• [Description of the task]
Copy out all lines in the data below containing the string "JSON".

(Stored data entries)
— begin —

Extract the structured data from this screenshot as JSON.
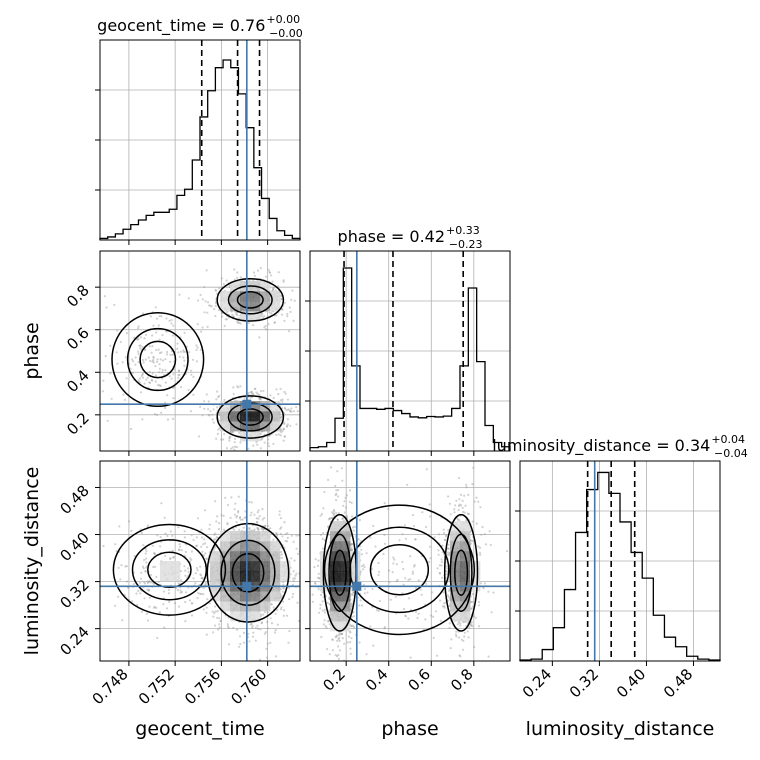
{
  "chart_data": {
    "type": "corner",
    "parameters": [
      "geocent_time",
      "phase",
      "luminosity_distance"
    ],
    "truths": {
      "geocent_time": 0.7582,
      "phase": 0.25,
      "luminosity_distance": 0.312
    },
    "colors": {
      "truth": "#4477aa",
      "hist": "#000000",
      "grid": "#b0b0b0",
      "scatter": "#9a9a9a"
    },
    "panel_titles": [
      {
        "name": "geocent_time",
        "text": "geocent_time = 0.76",
        "sup": "+0.00",
        "sub": "−0.00"
      },
      {
        "name": "phase",
        "text": "phase = 0.42",
        "sup": "+0.33",
        "sub": "−0.23"
      },
      {
        "name": "luminosity_distance",
        "text": "luminosity_distance = 0.34",
        "sup": "+0.04",
        "sub": "−0.04"
      }
    ],
    "axes": {
      "geocent_time": {
        "range": [
          0.7455,
          0.7628
        ],
        "ticks": [
          0.748,
          0.752,
          0.756,
          0.76
        ],
        "tick_labels": [
          "0.748",
          "0.752",
          "0.756",
          "0.760"
        ]
      },
      "phase": {
        "range": [
          0.03,
          0.97
        ],
        "ticks": [
          0.2,
          0.4,
          0.6,
          0.8
        ],
        "tick_labels": [
          "0.2",
          "0.4",
          "0.6",
          "0.8"
        ]
      },
      "luminosity_distance": {
        "range": [
          0.185,
          0.525
        ],
        "ticks": [
          0.24,
          0.32,
          0.4,
          0.48
        ],
        "tick_labels": [
          "0.24",
          "0.32",
          "0.40",
          "0.48"
        ]
      }
    },
    "histograms": {
      "geocent_time": {
        "bins": [
          0.7455,
          0.7628
        ],
        "counts": [
          1,
          2,
          4,
          7,
          10,
          13,
          16,
          18,
          18,
          20,
          29,
          33,
          52,
          80,
          97,
          112,
          117,
          112,
          95,
          73,
          47,
          27,
          14,
          6,
          3,
          1
        ],
        "quantiles": [
          0.7543,
          0.7574,
          0.7593
        ],
        "ymax": 130
      },
      "phase": {
        "bins": [
          0.03,
          0.97
        ],
        "counts": [
          8,
          10,
          20,
          77,
          430,
          200,
          100,
          100,
          98,
          100,
          95,
          88,
          80,
          78,
          81,
          80,
          82,
          100,
          200,
          383,
          210,
          60,
          20,
          10
        ],
        "quantiles": [
          0.19,
          0.42,
          0.75
        ],
        "ymax": 470
      },
      "luminosity_distance": {
        "bins": [
          0.185,
          0.525
        ],
        "counts": [
          1,
          2,
          12,
          35,
          75,
          135,
          180,
          198,
          176,
          146,
          114,
          87,
          48,
          25,
          15,
          5,
          2,
          1
        ],
        "quantiles": [
          0.3,
          0.34,
          0.38
        ],
        "ymax": 210
      }
    },
    "density_modes": {
      "phase_vs_geocent_time": [
        {
          "x": 0.7585,
          "y": 0.19,
          "sx": 0.0013,
          "sy": 0.045,
          "w": 0.52
        },
        {
          "x": 0.7585,
          "y": 0.74,
          "sx": 0.0013,
          "sy": 0.045,
          "w": 0.33
        },
        {
          "x": 0.7505,
          "y": 0.46,
          "sx": 0.0018,
          "sy": 0.1,
          "w": 0.15
        }
      ],
      "luminosity_distance_vs_geocent_time": [
        {
          "x": 0.7583,
          "y": 0.335,
          "sx": 0.0016,
          "sy": 0.038,
          "w": 0.85
        },
        {
          "x": 0.7515,
          "y": 0.34,
          "sx": 0.0022,
          "sy": 0.035,
          "w": 0.15
        }
      ],
      "luminosity_distance_vs_phase": [
        {
          "x": 0.17,
          "y": 0.335,
          "sx": 0.035,
          "sy": 0.045,
          "w": 0.55
        },
        {
          "x": 0.74,
          "y": 0.335,
          "sx": 0.035,
          "sy": 0.045,
          "w": 0.35
        },
        {
          "x": 0.45,
          "y": 0.34,
          "sx": 0.16,
          "sy": 0.05,
          "w": 0.1
        }
      ]
    }
  }
}
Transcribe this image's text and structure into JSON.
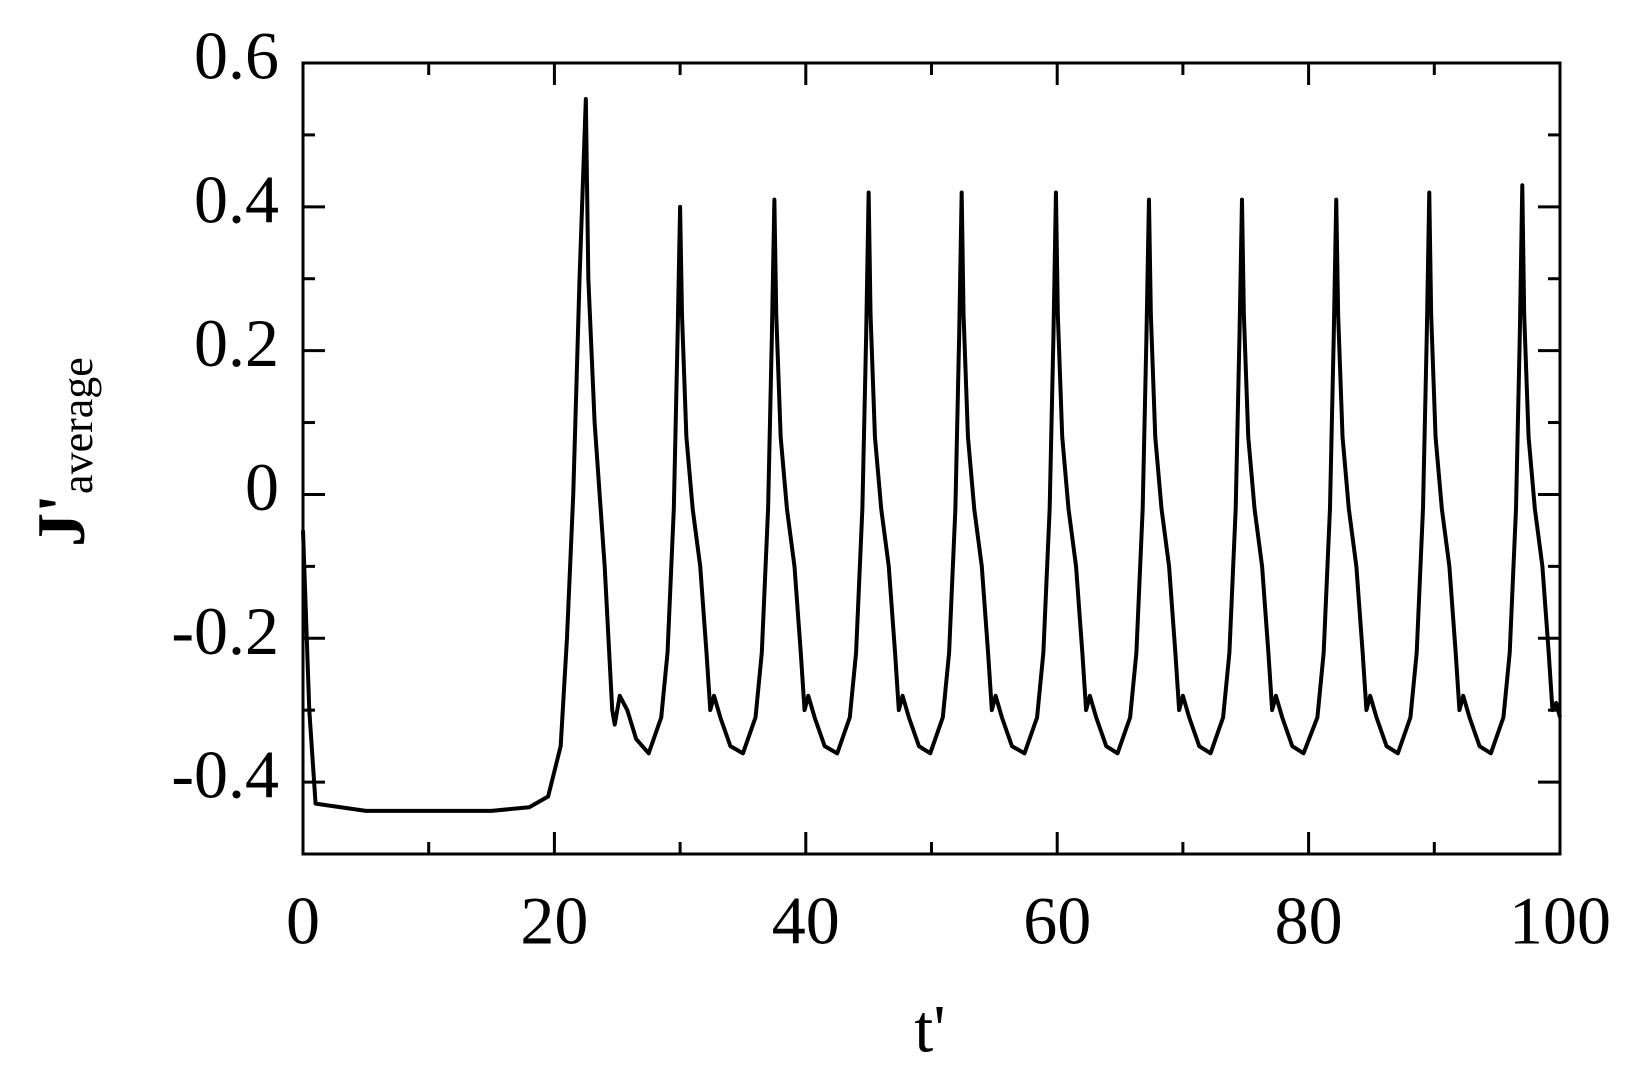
{
  "chart_data": {
    "type": "line",
    "xlabel": "t'",
    "ylabel": "J'",
    "ylabel_subscript": "average",
    "color": "#000000",
    "xlim": [
      0,
      100
    ],
    "xticks": [
      0,
      20,
      40,
      60,
      80,
      100
    ],
    "xminor": [
      10,
      30,
      50,
      70,
      90
    ],
    "ylim": [
      -0.5,
      0.6
    ],
    "yticks": [
      -0.4,
      -0.2,
      0,
      0.2,
      0.4,
      0.6
    ],
    "yminor": [
      -0.3,
      -0.1,
      0.1,
      0.3,
      0.5
    ],
    "x": [
      0,
      0.3,
      0.5,
      1,
      5,
      15,
      18,
      19.5,
      20.5,
      21,
      21.5,
      22,
      22.5,
      22.7,
      23.2,
      24,
      24.6,
      24.8,
      25.2,
      25.8,
      26.5,
      27.5,
      28.5,
      29,
      29.5,
      29.8,
      30,
      30.15,
      30.5,
      31,
      31.6,
      32.1,
      32.4,
      32.7,
      33.2,
      34,
      35,
      36,
      36.5,
      37,
      37.3,
      37.5,
      37.65,
      38,
      38.5,
      39.1,
      39.6,
      39.9,
      40.2,
      40.7,
      41.5,
      42.5,
      43.5,
      44,
      44.5,
      44.8,
      45,
      45.15,
      45.5,
      46,
      46.6,
      47.1,
      47.4,
      47.7,
      48.2,
      49,
      49.9,
      50.9,
      51.4,
      51.9,
      52.2,
      52.4,
      52.55,
      52.9,
      53.4,
      54,
      54.5,
      54.8,
      55.1,
      55.6,
      56.4,
      57.4,
      58.4,
      58.9,
      59.4,
      59.7,
      59.9,
      60.05,
      60.4,
      60.9,
      61.5,
      62,
      62.3,
      62.6,
      63.1,
      63.9,
      64.8,
      65.8,
      66.3,
      66.8,
      67.1,
      67.3,
      67.45,
      67.8,
      68.3,
      68.9,
      69.4,
      69.7,
      70,
      70.5,
      71.3,
      72.2,
      73.2,
      73.7,
      74.2,
      74.5,
      74.7,
      74.85,
      75.2,
      75.7,
      76.3,
      76.8,
      77.1,
      77.4,
      77.9,
      78.7,
      79.6,
      80.7,
      81.2,
      81.7,
      82,
      82.2,
      82.35,
      82.7,
      83.2,
      83.8,
      84.3,
      84.6,
      84.9,
      85.4,
      86.2,
      87.1,
      88.1,
      88.6,
      89.1,
      89.4,
      89.6,
      89.75,
      90.1,
      90.6,
      91.2,
      91.7,
      92,
      92.3,
      92.8,
      93.6,
      94.5,
      95.5,
      96,
      96.5,
      96.8,
      97,
      97.15,
      97.5,
      98,
      98.6,
      99.1,
      99.4,
      99.7,
      100
    ],
    "values": [
      -0.05,
      -0.2,
      -0.3,
      -0.43,
      -0.44,
      -0.44,
      -0.435,
      -0.42,
      -0.35,
      -0.2,
      0,
      0.3,
      0.55,
      0.3,
      0.1,
      -0.1,
      -0.3,
      -0.32,
      -0.28,
      -0.3,
      -0.34,
      -0.36,
      -0.31,
      -0.22,
      -0.02,
      0.22,
      0.4,
      0.25,
      0.08,
      -0.02,
      -0.1,
      -0.22,
      -0.3,
      -0.28,
      -0.31,
      -0.35,
      -0.36,
      -0.31,
      -0.22,
      -0.02,
      0.22,
      0.41,
      0.25,
      0.08,
      -0.02,
      -0.1,
      -0.22,
      -0.3,
      -0.28,
      -0.31,
      -0.35,
      -0.36,
      -0.31,
      -0.22,
      -0.02,
      0.22,
      0.42,
      0.25,
      0.08,
      -0.02,
      -0.1,
      -0.22,
      -0.3,
      -0.28,
      -0.31,
      -0.35,
      -0.36,
      -0.31,
      -0.22,
      -0.02,
      0.22,
      0.42,
      0.25,
      0.08,
      -0.02,
      -0.1,
      -0.22,
      -0.3,
      -0.28,
      -0.31,
      -0.35,
      -0.36,
      -0.31,
      -0.22,
      -0.02,
      0.22,
      0.42,
      0.25,
      0.08,
      -0.02,
      -0.1,
      -0.22,
      -0.3,
      -0.28,
      -0.31,
      -0.35,
      -0.36,
      -0.31,
      -0.22,
      -0.02,
      0.22,
      0.41,
      0.25,
      0.08,
      -0.02,
      -0.1,
      -0.22,
      -0.3,
      -0.28,
      -0.31,
      -0.35,
      -0.36,
      -0.31,
      -0.22,
      -0.02,
      0.22,
      0.41,
      0.25,
      0.08,
      -0.02,
      -0.1,
      -0.22,
      -0.3,
      -0.28,
      -0.31,
      -0.35,
      -0.36,
      -0.31,
      -0.22,
      -0.02,
      0.22,
      0.41,
      0.25,
      0.08,
      -0.02,
      -0.1,
      -0.22,
      -0.3,
      -0.28,
      -0.31,
      -0.35,
      -0.36,
      -0.31,
      -0.22,
      -0.02,
      0.22,
      0.42,
      0.25,
      0.08,
      -0.02,
      -0.1,
      -0.22,
      -0.3,
      -0.28,
      -0.31,
      -0.35,
      -0.36,
      -0.31,
      -0.22,
      -0.02,
      0.22,
      0.43,
      0.25,
      0.08,
      -0.02,
      -0.1,
      -0.22,
      -0.3,
      -0.29,
      -0.31
    ]
  }
}
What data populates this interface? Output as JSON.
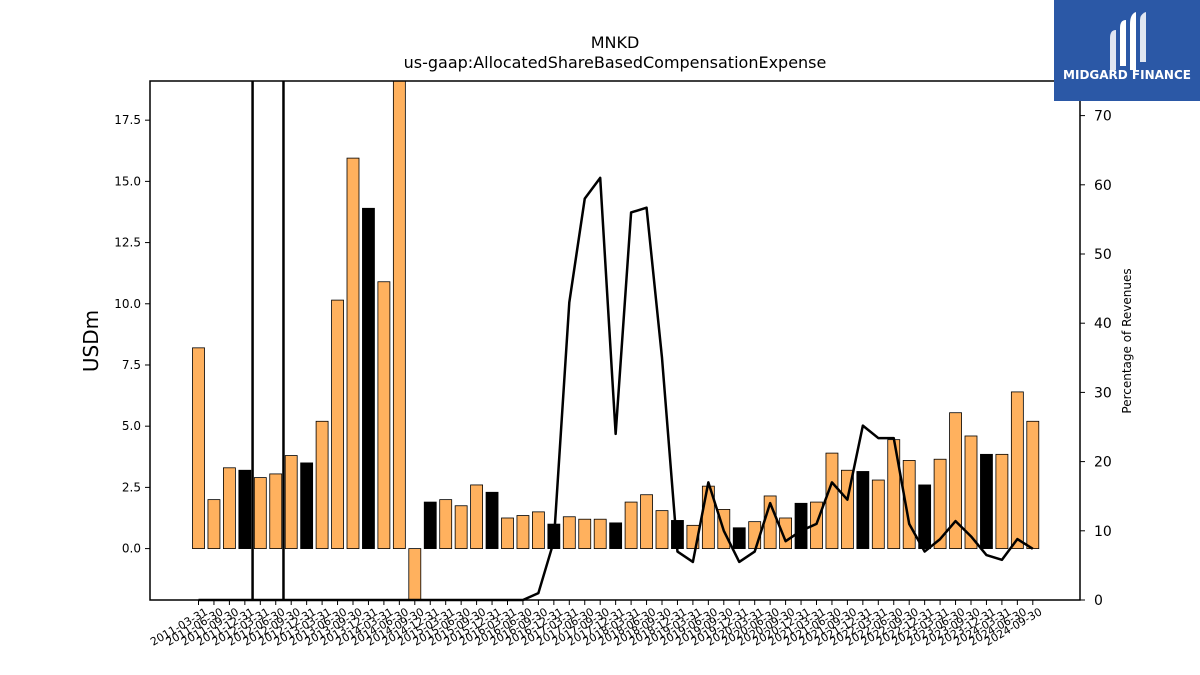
{
  "brand": {
    "logo_text": "MIDGARD FINANCE",
    "logo_bg": "#2b58a6",
    "logo_fg": "#ffffff"
  },
  "chart_data": {
    "type": "bar",
    "title": "MNKD",
    "subtitle": "us-gaap:AllocatedShareBasedCompensationExpense",
    "xlabel": "",
    "ylabel": "USDm",
    "y2label": "Percentage of Revenues",
    "ylim": [
      -2.1,
      19.1
    ],
    "y2lim": [
      0,
      75
    ],
    "yticks": [
      0.0,
      2.5,
      5.0,
      7.5,
      10.0,
      12.5,
      15.0,
      17.5
    ],
    "y2ticks": [
      0,
      10,
      20,
      30,
      40,
      50,
      60,
      70
    ],
    "colors": {
      "quarter": "#ffb15e",
      "annual": "#000000",
      "line": "#000000"
    },
    "categories": [
      "2011-03-31",
      "2011-06-30",
      "2011-09-30",
      "2011-12-31",
      "2012-03-31",
      "2012-06-30",
      "2012-09-30",
      "2012-12-31",
      "2013-03-31",
      "2013-06-30",
      "2013-09-30",
      "2013-12-31",
      "2014-03-31",
      "2014-06-30",
      "2014-09-30",
      "2014-12-31",
      "2015-03-31",
      "2015-06-30",
      "2015-09-30",
      "2015-12-31",
      "2016-03-31",
      "2016-06-30",
      "2016-09-30",
      "2016-12-31",
      "2017-03-31",
      "2017-06-30",
      "2017-09-30",
      "2017-12-31",
      "2018-03-31",
      "2018-06-30",
      "2018-09-30",
      "2018-12-31",
      "2019-03-31",
      "2019-06-30",
      "2019-09-30",
      "2019-12-31",
      "2020-03-31",
      "2020-06-30",
      "2020-09-30",
      "2020-12-31",
      "2021-03-31",
      "2021-06-30",
      "2021-09-30",
      "2021-12-31",
      "2022-03-31",
      "2022-06-30",
      "2022-09-30",
      "2022-12-31",
      "2023-03-31",
      "2023-06-30",
      "2023-09-30",
      "2023-12-31",
      "2024-03-31",
      "2024-06-30",
      "2024-09-30"
    ],
    "bar_kind": [
      "quarter",
      "quarter",
      "quarter",
      "annual",
      "quarter",
      "quarter",
      "quarter",
      "annual",
      "quarter",
      "quarter",
      "quarter",
      "annual",
      "quarter",
      "quarter",
      "quarter",
      "annual",
      "quarter",
      "quarter",
      "quarter",
      "annual",
      "quarter",
      "quarter",
      "quarter",
      "annual",
      "quarter",
      "quarter",
      "quarter",
      "annual",
      "quarter",
      "quarter",
      "quarter",
      "annual",
      "quarter",
      "quarter",
      "quarter",
      "annual",
      "quarter",
      "quarter",
      "quarter",
      "annual",
      "quarter",
      "quarter",
      "quarter",
      "annual",
      "quarter",
      "quarter",
      "quarter",
      "annual",
      "quarter",
      "quarter",
      "quarter",
      "annual",
      "quarter",
      "quarter",
      "quarter"
    ],
    "series": [
      {
        "name": "",
        "values": [
          8.2,
          2.0,
          3.3,
          3.2,
          2.9,
          3.05,
          3.8,
          3.5,
          5.2,
          10.15,
          15.95,
          13.9,
          10.9,
          19.1,
          -2.1,
          1.9,
          2.0,
          1.75,
          2.6,
          2.3,
          1.25,
          1.35,
          1.5,
          1.0,
          1.3,
          1.2,
          1.2,
          1.05,
          1.9,
          2.2,
          1.55,
          1.15,
          0.95,
          2.55,
          1.6,
          0.85,
          1.1,
          2.15,
          1.25,
          1.85,
          1.9,
          3.9,
          3.2,
          3.15,
          2.8,
          4.45,
          3.6,
          2.6,
          3.65,
          5.55,
          4.6,
          3.85,
          3.85,
          6.4,
          5.2
        ]
      },
      {
        "name": "",
        "axis": "right",
        "type": "line",
        "values": [
          0,
          0,
          0,
          0,
          0,
          0,
          0,
          0,
          0,
          0,
          0,
          0,
          0,
          0,
          0,
          0,
          0,
          0,
          0,
          0,
          0,
          0,
          1,
          8.5,
          43,
          58,
          61,
          24,
          56,
          56.7,
          35,
          7,
          5.5,
          17,
          10,
          5.5,
          7,
          14,
          8.5,
          10,
          11,
          17,
          14.5,
          25.2,
          23.4,
          23.4,
          11,
          7,
          8.8,
          11.4,
          9.2,
          6.5,
          5.8,
          8.8,
          7.4
        ]
      }
    ],
    "vertical_markers": [
      "2011-12-31",
      "2012-06-30"
    ],
    "grid": false,
    "legend": "none"
  }
}
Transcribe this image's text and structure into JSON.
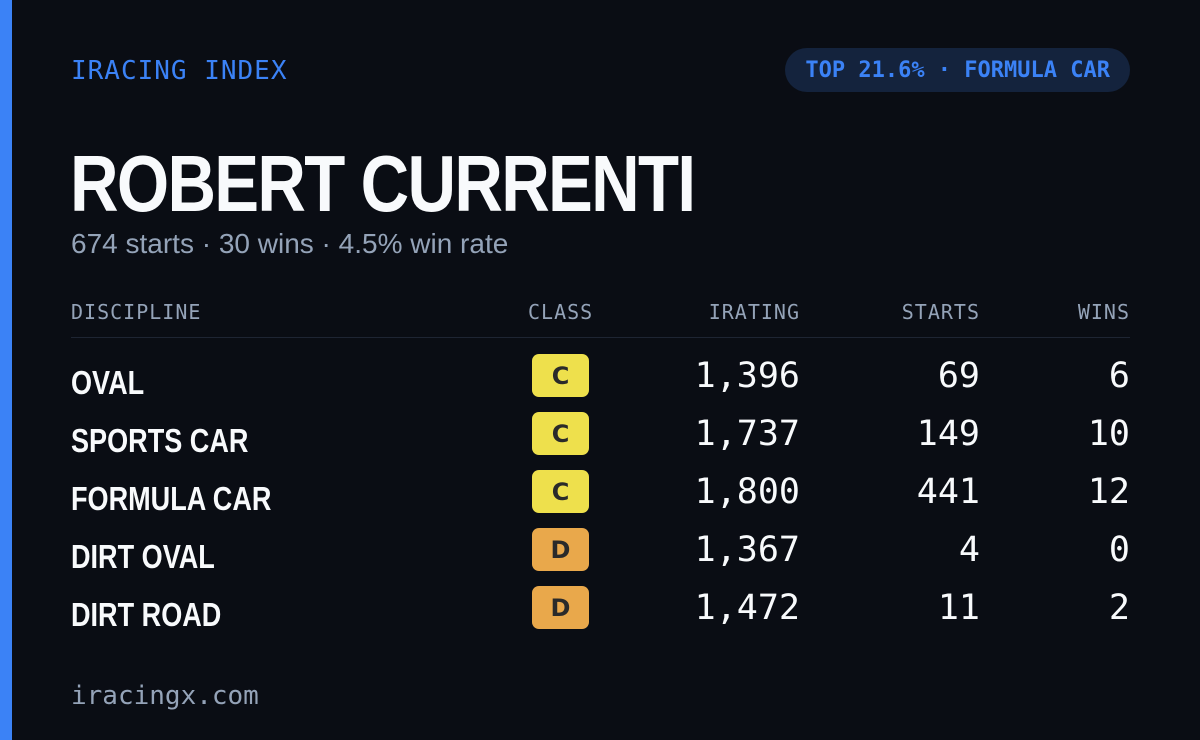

— end —

• [Solution]
Extract the structured data from this screenshot as JSON.
Transcribe this image's text and structure into JSON.
What data populates this interface? Output as JSON.
Transcribe this image's text and structure into JSON.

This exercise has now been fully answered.